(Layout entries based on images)
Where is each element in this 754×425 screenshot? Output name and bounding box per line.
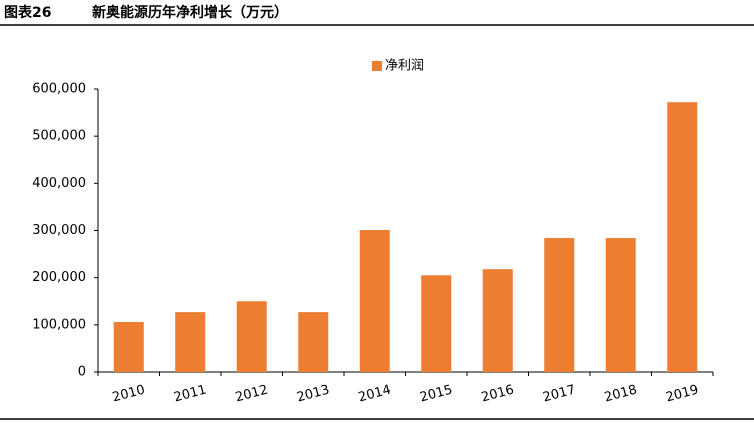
bar <box>421 275 452 372</box>
chart-title: 新奥能源历年净利增长（万元） <box>92 4 288 21</box>
bar <box>236 301 267 372</box>
y-tick-label: 0 <box>78 365 86 380</box>
x-tick-label: 2017 <box>541 382 577 405</box>
legend-label: 净利润 <box>385 59 424 74</box>
bar <box>605 238 636 372</box>
x-tick-label: 2015 <box>418 382 454 405</box>
bar <box>175 312 206 372</box>
bar <box>544 238 575 372</box>
x-tick-label: 2011 <box>172 382 208 405</box>
y-tick-label: 600,000 <box>32 82 86 97</box>
x-tick-label: 2014 <box>357 382 393 405</box>
y-tick-label: 500,000 <box>32 129 86 144</box>
x-tick-label: 2012 <box>234 382 270 405</box>
bar <box>667 102 698 372</box>
x-tick-label: 2013 <box>295 382 331 405</box>
x-tick-label: 2016 <box>480 382 516 405</box>
figure-label: 图表26 <box>4 4 51 21</box>
bar <box>298 312 329 372</box>
bar <box>113 322 144 372</box>
y-tick-label: 200,000 <box>32 270 86 285</box>
legend-swatch <box>372 61 382 71</box>
x-tick-label: 2010 <box>111 382 147 405</box>
x-tick-label: 2018 <box>603 382 639 405</box>
y-tick-label: 100,000 <box>32 317 86 332</box>
bar <box>482 269 513 372</box>
y-tick-label: 400,000 <box>32 176 86 191</box>
x-tick-label: 2019 <box>664 382 700 405</box>
bar <box>359 230 390 372</box>
y-tick-label: 300,000 <box>32 223 86 238</box>
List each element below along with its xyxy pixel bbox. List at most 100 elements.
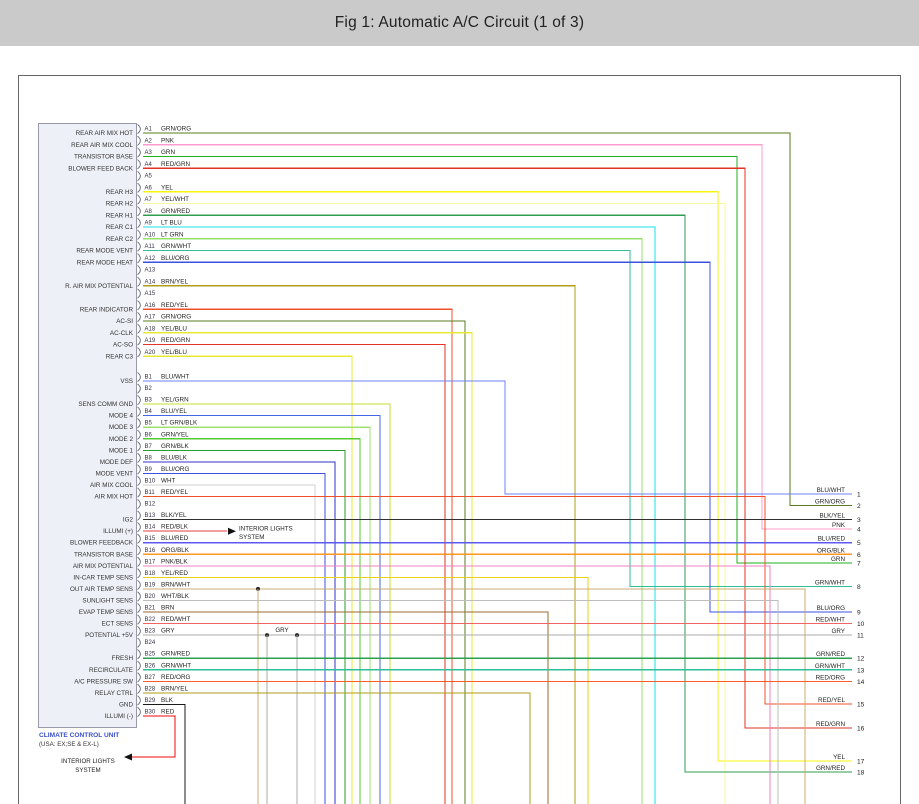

Work instructions: Can you return every one of the lines above verbatim, with the pictures left out?

Full answer:
Where is each element in this 754×425 screenshot? Output name and bounding box per line.
bar <box>421 275 452 372</box>
chart-title: 新奥能源历年净利增长（万元） <box>92 4 288 21</box>
bar <box>236 301 267 372</box>
y-tick-label: 0 <box>78 365 86 380</box>
x-tick-label: 2017 <box>541 382 577 405</box>
legend-label: 净利润 <box>385 59 424 74</box>
bar <box>605 238 636 372</box>
x-tick-label: 2015 <box>418 382 454 405</box>
bar <box>175 312 206 372</box>
bar <box>544 238 575 372</box>
x-tick-label: 2011 <box>172 382 208 405</box>
y-tick-label: 600,000 <box>32 82 86 97</box>
x-tick-label: 2014 <box>357 382 393 405</box>
y-tick-label: 500,000 <box>32 129 86 144</box>
x-tick-label: 2012 <box>234 382 270 405</box>
bar <box>667 102 698 372</box>
x-tick-label: 2013 <box>295 382 331 405</box>
x-tick-label: 2016 <box>480 382 516 405</box>
figure-label: 图表26 <box>4 4 51 21</box>
bar <box>298 312 329 372</box>
bar <box>113 322 144 372</box>
y-tick-label: 200,000 <box>32 270 86 285</box>
legend-swatch <box>372 61 382 71</box>
x-tick-label: 2010 <box>111 382 147 405</box>
x-tick-label: 2018 <box>603 382 639 405</box>
y-tick-label: 100,000 <box>32 317 86 332</box>
bar <box>482 269 513 372</box>
y-tick-label: 400,000 <box>32 176 86 191</box>
x-tick-label: 2019 <box>664 382 700 405</box>
bar <box>359 230 390 372</box>
y-tick-label: 300,000 <box>32 223 86 238</box>
List each element below along with its xyxy pixel bbox. List at most 100 elements.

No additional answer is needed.